━━━ Data section ━━━

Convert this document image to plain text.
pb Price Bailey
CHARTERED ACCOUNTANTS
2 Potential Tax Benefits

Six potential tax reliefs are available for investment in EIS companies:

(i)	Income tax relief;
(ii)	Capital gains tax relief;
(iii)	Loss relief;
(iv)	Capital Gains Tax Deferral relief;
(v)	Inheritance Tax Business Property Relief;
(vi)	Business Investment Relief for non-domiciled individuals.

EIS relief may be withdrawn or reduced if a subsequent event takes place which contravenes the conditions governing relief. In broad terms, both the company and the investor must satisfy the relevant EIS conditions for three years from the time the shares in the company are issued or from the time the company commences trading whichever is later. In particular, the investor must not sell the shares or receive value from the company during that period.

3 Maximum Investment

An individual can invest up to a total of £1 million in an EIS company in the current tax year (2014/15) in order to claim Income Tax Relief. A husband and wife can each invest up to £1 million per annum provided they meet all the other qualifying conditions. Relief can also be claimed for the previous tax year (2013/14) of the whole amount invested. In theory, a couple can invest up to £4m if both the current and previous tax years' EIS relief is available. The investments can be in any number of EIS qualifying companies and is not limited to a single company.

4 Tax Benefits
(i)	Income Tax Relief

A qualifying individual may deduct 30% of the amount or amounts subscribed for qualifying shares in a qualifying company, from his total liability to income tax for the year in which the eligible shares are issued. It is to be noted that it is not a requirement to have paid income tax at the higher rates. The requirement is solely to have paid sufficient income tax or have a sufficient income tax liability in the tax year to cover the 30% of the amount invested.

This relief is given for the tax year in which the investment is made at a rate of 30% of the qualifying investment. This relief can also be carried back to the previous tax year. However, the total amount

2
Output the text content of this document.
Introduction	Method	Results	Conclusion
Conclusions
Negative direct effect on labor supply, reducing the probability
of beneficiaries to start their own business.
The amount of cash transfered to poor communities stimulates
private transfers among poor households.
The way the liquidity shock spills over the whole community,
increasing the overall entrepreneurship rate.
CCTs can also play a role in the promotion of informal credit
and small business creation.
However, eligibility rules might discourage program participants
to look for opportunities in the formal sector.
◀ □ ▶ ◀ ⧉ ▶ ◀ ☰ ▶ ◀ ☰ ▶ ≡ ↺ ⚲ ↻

━━━
━━━ Data section ━━━

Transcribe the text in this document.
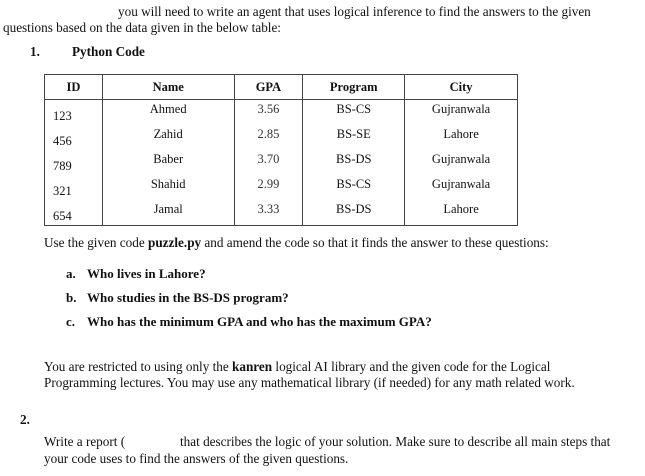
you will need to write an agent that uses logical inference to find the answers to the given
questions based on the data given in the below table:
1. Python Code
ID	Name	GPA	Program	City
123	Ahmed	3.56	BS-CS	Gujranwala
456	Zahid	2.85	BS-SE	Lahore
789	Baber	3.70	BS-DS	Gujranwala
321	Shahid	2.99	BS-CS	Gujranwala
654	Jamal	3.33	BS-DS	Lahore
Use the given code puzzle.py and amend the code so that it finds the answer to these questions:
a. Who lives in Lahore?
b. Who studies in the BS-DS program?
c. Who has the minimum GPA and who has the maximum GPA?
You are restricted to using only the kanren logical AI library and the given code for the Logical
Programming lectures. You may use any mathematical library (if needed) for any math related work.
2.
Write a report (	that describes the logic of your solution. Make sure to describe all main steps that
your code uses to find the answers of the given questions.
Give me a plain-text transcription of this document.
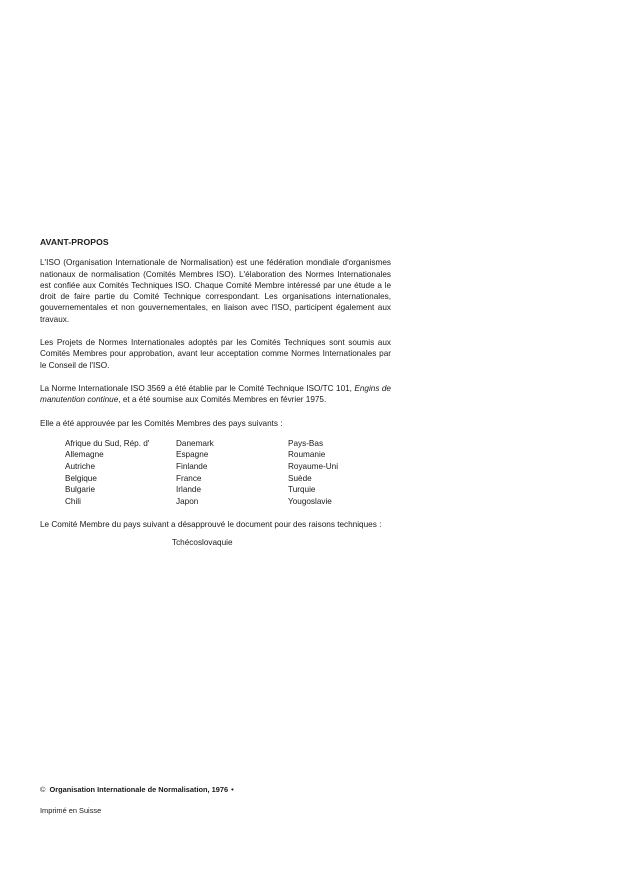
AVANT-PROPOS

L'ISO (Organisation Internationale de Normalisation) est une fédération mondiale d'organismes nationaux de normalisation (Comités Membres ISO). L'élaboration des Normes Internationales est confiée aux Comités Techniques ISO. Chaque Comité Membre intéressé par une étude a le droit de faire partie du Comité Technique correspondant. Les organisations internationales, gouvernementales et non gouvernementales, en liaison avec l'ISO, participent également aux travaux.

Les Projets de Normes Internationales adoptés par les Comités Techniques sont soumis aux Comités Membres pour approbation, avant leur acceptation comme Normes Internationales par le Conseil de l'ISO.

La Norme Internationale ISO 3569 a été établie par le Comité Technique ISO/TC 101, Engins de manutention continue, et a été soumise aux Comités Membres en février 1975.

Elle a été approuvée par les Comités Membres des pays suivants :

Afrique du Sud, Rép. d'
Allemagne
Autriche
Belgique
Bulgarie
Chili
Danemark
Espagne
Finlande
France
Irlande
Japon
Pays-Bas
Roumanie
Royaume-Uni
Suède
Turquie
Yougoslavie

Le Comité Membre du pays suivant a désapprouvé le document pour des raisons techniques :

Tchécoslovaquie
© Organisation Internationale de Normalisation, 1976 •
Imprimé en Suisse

━━━
━━━ Data section ━━━

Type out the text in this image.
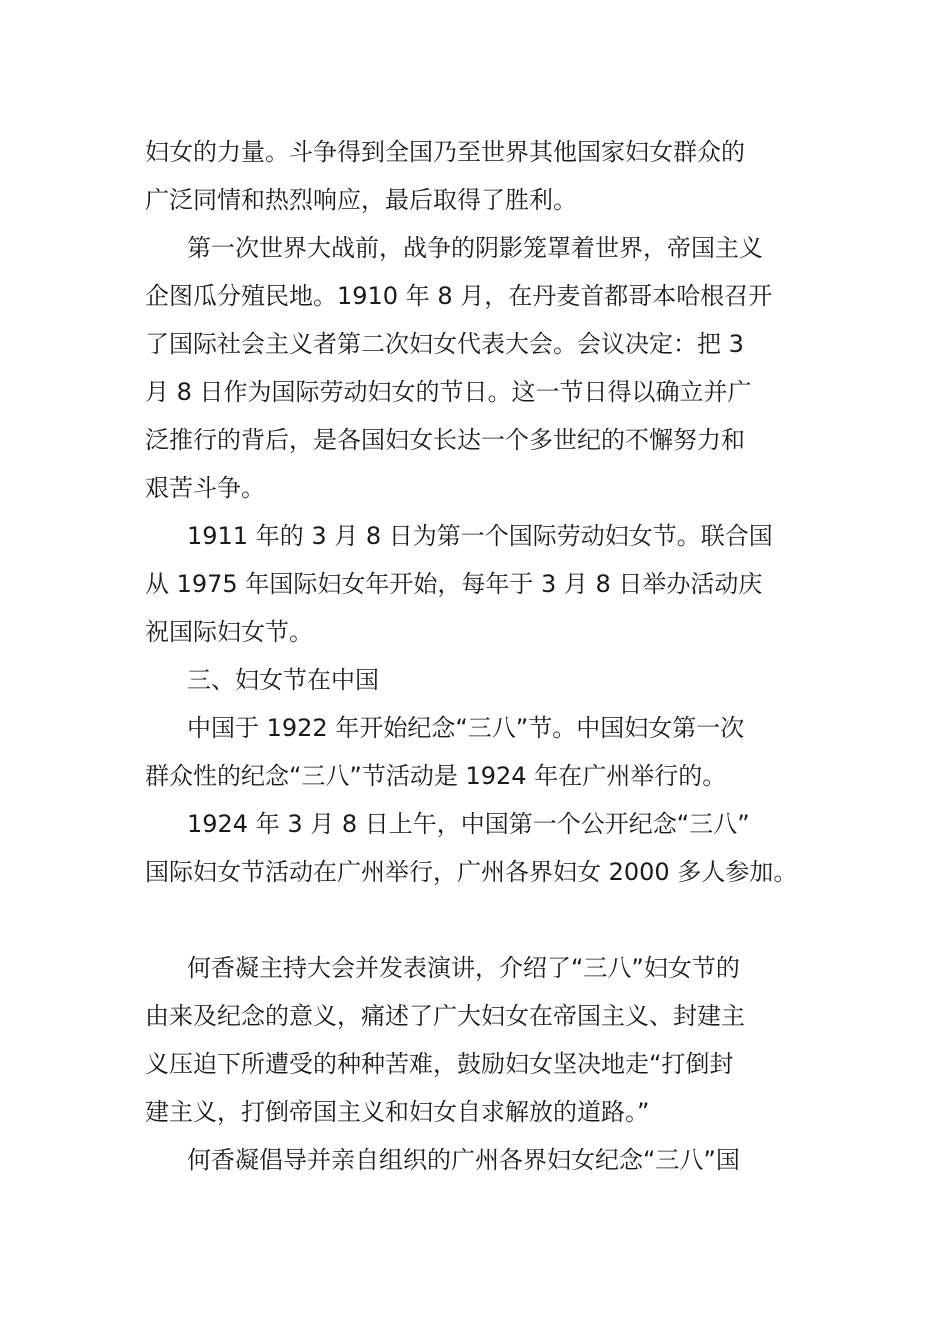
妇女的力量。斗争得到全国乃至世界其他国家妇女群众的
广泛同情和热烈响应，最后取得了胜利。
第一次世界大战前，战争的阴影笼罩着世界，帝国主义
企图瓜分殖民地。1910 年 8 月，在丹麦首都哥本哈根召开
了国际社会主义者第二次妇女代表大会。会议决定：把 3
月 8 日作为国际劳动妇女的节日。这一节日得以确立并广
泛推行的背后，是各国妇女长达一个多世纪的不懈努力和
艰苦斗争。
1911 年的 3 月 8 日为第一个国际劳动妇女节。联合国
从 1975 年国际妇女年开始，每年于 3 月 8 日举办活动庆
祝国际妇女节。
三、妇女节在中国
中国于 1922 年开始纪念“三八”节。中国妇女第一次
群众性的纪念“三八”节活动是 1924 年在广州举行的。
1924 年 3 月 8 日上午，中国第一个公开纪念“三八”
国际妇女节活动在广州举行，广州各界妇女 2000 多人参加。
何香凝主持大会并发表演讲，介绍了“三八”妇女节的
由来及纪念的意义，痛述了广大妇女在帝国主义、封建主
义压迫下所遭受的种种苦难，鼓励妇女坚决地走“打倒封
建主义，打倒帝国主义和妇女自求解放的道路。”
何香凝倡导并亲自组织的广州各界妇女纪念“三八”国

━━━

The problem
Extract every line containing the string "logical" from the material.

Problem solution
you will need to write an agent that uses logical inference to find the answers to the given
You are restricted to using only the kanren logical AI library and the given code for the Logical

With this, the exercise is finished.